begin

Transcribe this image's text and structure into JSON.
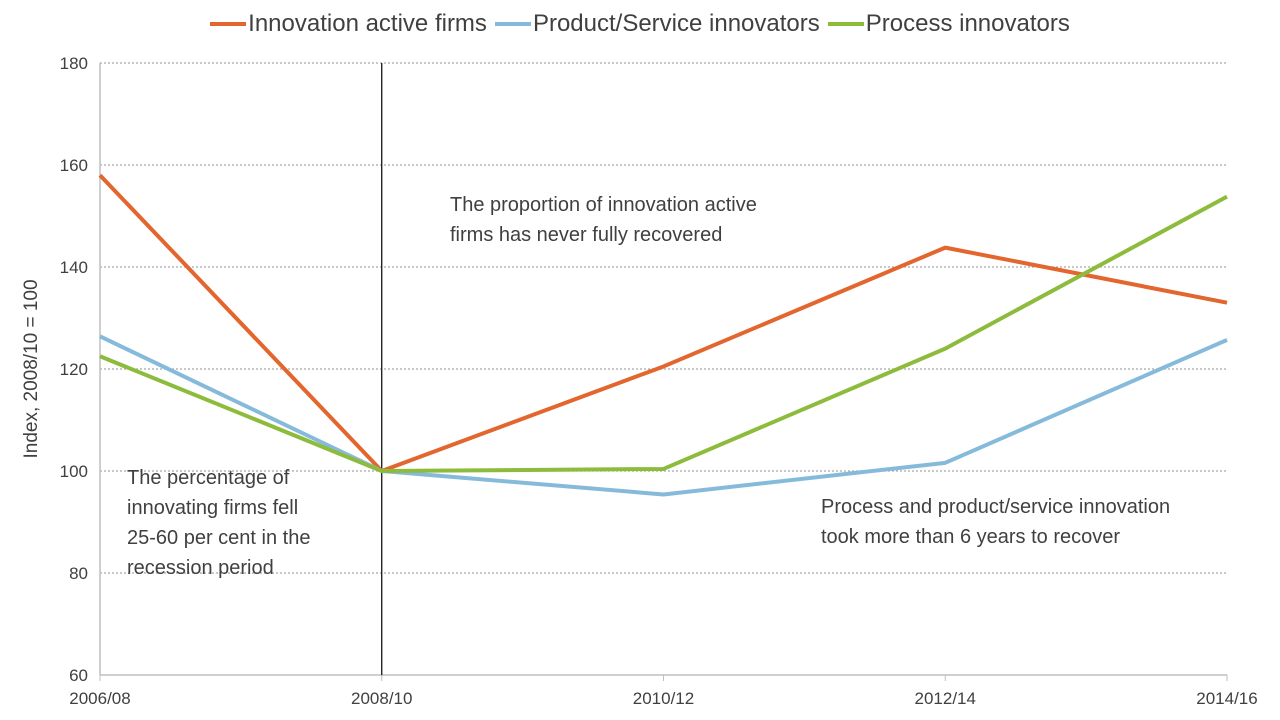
{
  "chart_data": {
    "type": "line",
    "title": "",
    "xlabel": "",
    "ylabel": "Index, 2008/10 = 100",
    "categories": [
      "2006/08",
      "2008/10",
      "2010/12",
      "2012/14",
      "2014/16"
    ],
    "ylim": [
      60,
      180
    ],
    "yticks": [
      60,
      80,
      100,
      120,
      140,
      160,
      180
    ],
    "grid": "horizontal dotted",
    "legend": "top",
    "reference_line": "2008/10",
    "series": [
      {
        "name": "Innovation active firms",
        "color": "#E2662D",
        "values": [
          158,
          100,
          120.5,
          143.8,
          133
        ]
      },
      {
        "name": "Product/Service innovators",
        "color": "#86BADA",
        "values": [
          126.4,
          100,
          95.4,
          101.6,
          125.7
        ]
      },
      {
        "name": "Process innovators",
        "color": "#8DBB3B",
        "values": [
          122.5,
          100,
          100.4,
          124,
          153.8
        ]
      }
    ],
    "annotations": [
      {
        "lines": [
          "The proportion of innovation active",
          "firms has never fully recovered"
        ]
      },
      {
        "lines": [
          "The percentage of",
          "innovating firms fell",
          "25-60 per cent in the",
          "recession period"
        ]
      },
      {
        "lines": [
          "Process and product/service innovation",
          "took more than 6 years to recover"
        ]
      }
    ]
  }
}
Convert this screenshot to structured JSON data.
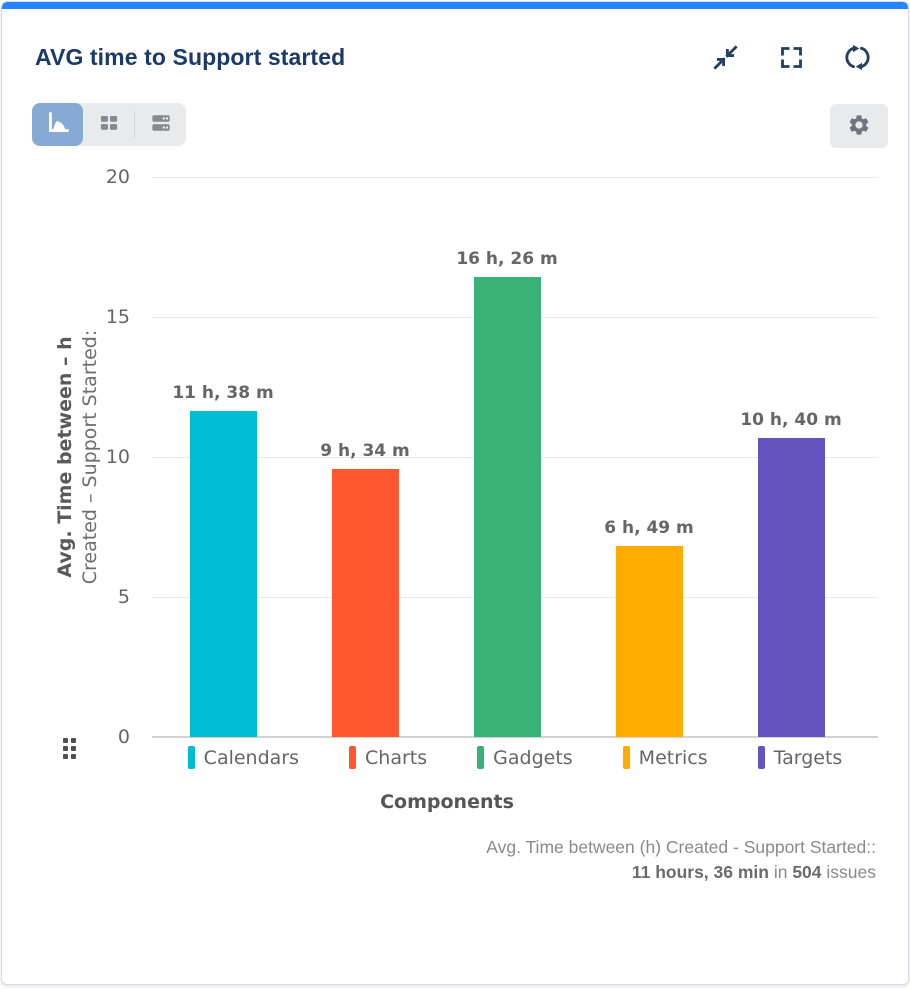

end

→ **EXERCISE DETAILS**:
Check each line of the records for the word "innovators", and show the lines that contain it.

→ **ANSWER TO THIS TASK**:
        "name": "Product/Service innovators",
        "name": "Process innovators",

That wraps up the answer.